* _INFORMATION PROVIDED_:

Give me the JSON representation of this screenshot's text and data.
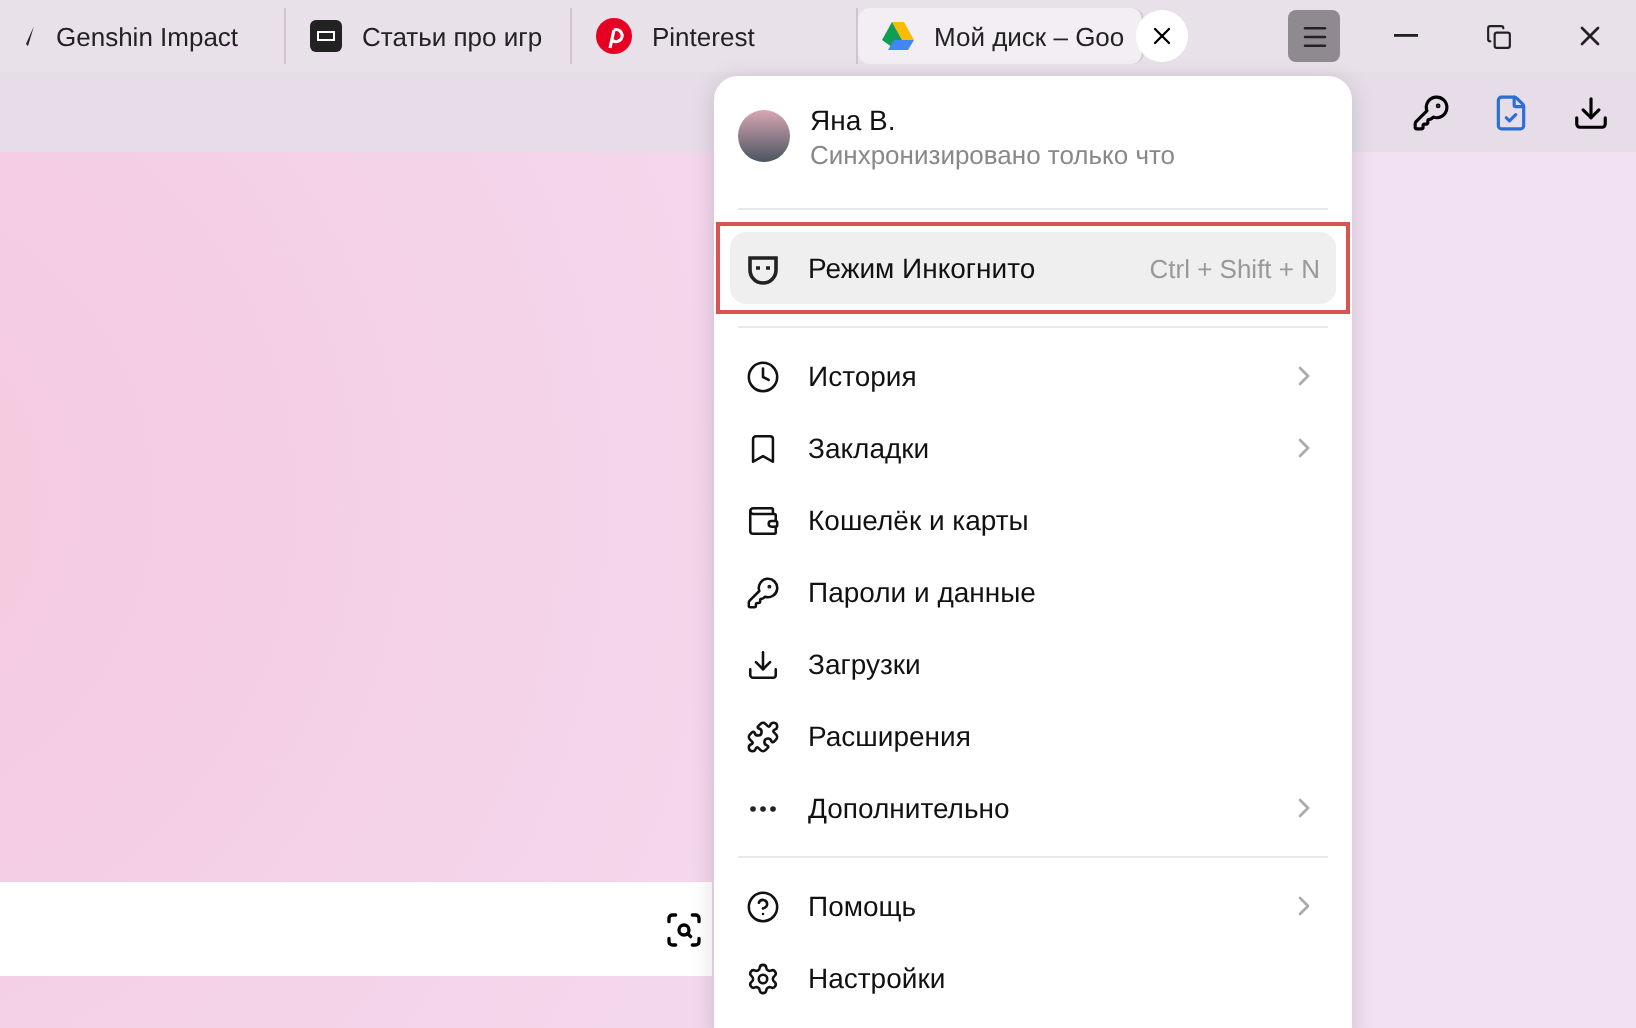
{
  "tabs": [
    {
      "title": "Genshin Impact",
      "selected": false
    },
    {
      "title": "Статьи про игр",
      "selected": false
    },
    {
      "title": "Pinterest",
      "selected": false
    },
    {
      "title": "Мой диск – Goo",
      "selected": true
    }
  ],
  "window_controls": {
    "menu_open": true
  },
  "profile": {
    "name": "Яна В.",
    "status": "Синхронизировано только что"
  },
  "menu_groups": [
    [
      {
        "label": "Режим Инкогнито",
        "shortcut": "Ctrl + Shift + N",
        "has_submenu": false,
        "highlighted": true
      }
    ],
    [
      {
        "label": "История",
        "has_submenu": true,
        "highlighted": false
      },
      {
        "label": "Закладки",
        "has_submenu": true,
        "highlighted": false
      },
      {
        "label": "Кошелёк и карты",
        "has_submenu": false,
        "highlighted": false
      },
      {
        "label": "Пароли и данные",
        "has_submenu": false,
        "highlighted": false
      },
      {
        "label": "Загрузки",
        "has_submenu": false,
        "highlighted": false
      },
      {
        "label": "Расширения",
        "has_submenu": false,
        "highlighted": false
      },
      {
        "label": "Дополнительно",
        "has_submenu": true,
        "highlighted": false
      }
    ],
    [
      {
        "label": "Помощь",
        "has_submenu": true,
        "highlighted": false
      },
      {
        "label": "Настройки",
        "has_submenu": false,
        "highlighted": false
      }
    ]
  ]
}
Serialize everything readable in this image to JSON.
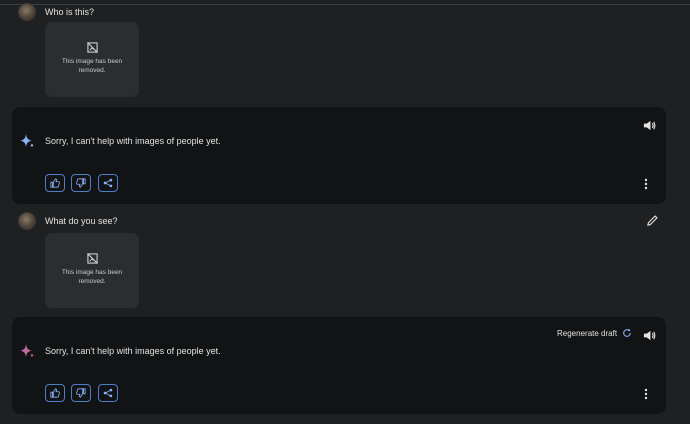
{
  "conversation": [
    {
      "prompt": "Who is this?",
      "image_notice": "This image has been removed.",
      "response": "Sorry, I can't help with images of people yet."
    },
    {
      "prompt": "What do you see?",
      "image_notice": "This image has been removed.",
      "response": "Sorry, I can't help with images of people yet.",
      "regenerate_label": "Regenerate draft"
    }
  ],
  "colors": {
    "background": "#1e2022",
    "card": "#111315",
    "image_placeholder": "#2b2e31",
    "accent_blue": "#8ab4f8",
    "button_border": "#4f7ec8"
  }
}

* _PROBLEM TO WORK ON_:
Pictures are not part of the copy. Extract exactly the lines from the line containing "Serialize everything readable" through the final line of the entries above, both included.

* _EXERCISE RESULT_:
Serialize everything readable in this image to JSON.
{
  "conversation": [
    {
      "prompt": "Who is this?",
      "image_notice": "This image has been removed.",
      "response": "Sorry, I can't help with images of people yet."
    },
    {
      "prompt": "What do you see?",
      "image_notice": "This image has been removed.",
      "response": "Sorry, I can't help with images of people yet.",
      "regenerate_label": "Regenerate draft"
    }
  ],
  "colors": {
    "background": "#1e2022",
    "card": "#111315",
    "image_placeholder": "#2b2e31",
    "accent_blue": "#8ab4f8",
    "button_border": "#4f7ec8"
  }
}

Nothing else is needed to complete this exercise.